**What to do:** Print each of the entries exactly, leaving nothing out.

** start Data section **

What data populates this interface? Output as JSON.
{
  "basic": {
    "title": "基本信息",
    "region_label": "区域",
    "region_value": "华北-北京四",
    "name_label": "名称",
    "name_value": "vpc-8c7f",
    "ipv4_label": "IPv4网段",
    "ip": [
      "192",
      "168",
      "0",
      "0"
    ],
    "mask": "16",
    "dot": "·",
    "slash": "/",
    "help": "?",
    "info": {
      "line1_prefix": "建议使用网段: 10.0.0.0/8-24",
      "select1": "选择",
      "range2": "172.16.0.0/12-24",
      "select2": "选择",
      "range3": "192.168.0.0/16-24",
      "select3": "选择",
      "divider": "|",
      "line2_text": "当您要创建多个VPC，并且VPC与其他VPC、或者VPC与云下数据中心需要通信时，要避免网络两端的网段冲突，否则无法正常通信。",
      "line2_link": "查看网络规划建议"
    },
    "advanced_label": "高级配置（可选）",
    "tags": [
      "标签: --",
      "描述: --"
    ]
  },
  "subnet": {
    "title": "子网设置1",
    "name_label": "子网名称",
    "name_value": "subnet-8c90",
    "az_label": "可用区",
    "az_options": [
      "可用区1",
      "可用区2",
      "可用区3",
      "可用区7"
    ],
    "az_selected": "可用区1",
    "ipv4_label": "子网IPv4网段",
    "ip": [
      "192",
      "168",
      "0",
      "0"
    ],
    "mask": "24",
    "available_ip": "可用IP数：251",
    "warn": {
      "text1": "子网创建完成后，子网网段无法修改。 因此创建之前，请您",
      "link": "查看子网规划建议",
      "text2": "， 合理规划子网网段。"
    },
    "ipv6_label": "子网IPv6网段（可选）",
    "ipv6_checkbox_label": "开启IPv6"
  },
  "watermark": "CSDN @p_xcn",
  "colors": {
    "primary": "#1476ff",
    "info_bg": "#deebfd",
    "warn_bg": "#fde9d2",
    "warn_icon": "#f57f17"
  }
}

** end Data section **

**Task result:**
What data populates this interface? Output as JSON.
{
  "basic": {
    "title": "基本信息",
    "region_label": "区域",
    "region_value": "华北-北京四",
    "name_label": "名称",
    "name_value": "vpc-8c7f",
    "ipv4_label": "IPv4网段",
    "ip": [
      "192",
      "168",
      "0",
      "0"
    ],
    "mask": "16",
    "dot": "·",
    "slash": "/",
    "help": "?",
    "info": {
      "line1_prefix": "建议使用网段: 10.0.0.0/8-24",
      "select1": "选择",
      "range2": "172.16.0.0/12-24",
      "select2": "选择",
      "range3": "192.168.0.0/16-24",
      "select3": "选择",
      "divider": "|",
      "line2_text": "当您要创建多个VPC，并且VPC与其他VPC、或者VPC与云下数据中心需要通信时，要避免网络两端的网段冲突，否则无法正常通信。",
      "line2_link": "查看网络规划建议"
    },
    "advanced_label": "高级配置（可选）",
    "tags": [
      "标签: --",
      "描述: --"
    ]
  },
  "subnet": {
    "title": "子网设置1",
    "name_label": "子网名称",
    "name_value": "subnet-8c90",
    "az_label": "可用区",
    "az_options": [
      "可用区1",
      "可用区2",
      "可用区3",
      "可用区7"
    ],
    "az_selected": "可用区1",
    "ipv4_label": "子网IPv4网段",
    "ip": [
      "192",
      "168",
      "0",
      "0"
    ],
    "mask": "24",
    "available_ip": "可用IP数：251",
    "warn": {
      "text1": "子网创建完成后，子网网段无法修改。 因此创建之前，请您",
      "link": "查看子网规划建议",
      "text2": "， 合理规划子网网段。"
    },
    "ipv6_label": "子网IPv6网段（可选）",
    "ipv6_checkbox_label": "开启IPv6"
  },
  "watermark": "CSDN @p_xcn",
  "colors": {
    "primary": "#1476ff",
    "info_bg": "#deebfd",
    "warn_bg": "#fde9d2",
    "warn_icon": "#f57f17"
  }
}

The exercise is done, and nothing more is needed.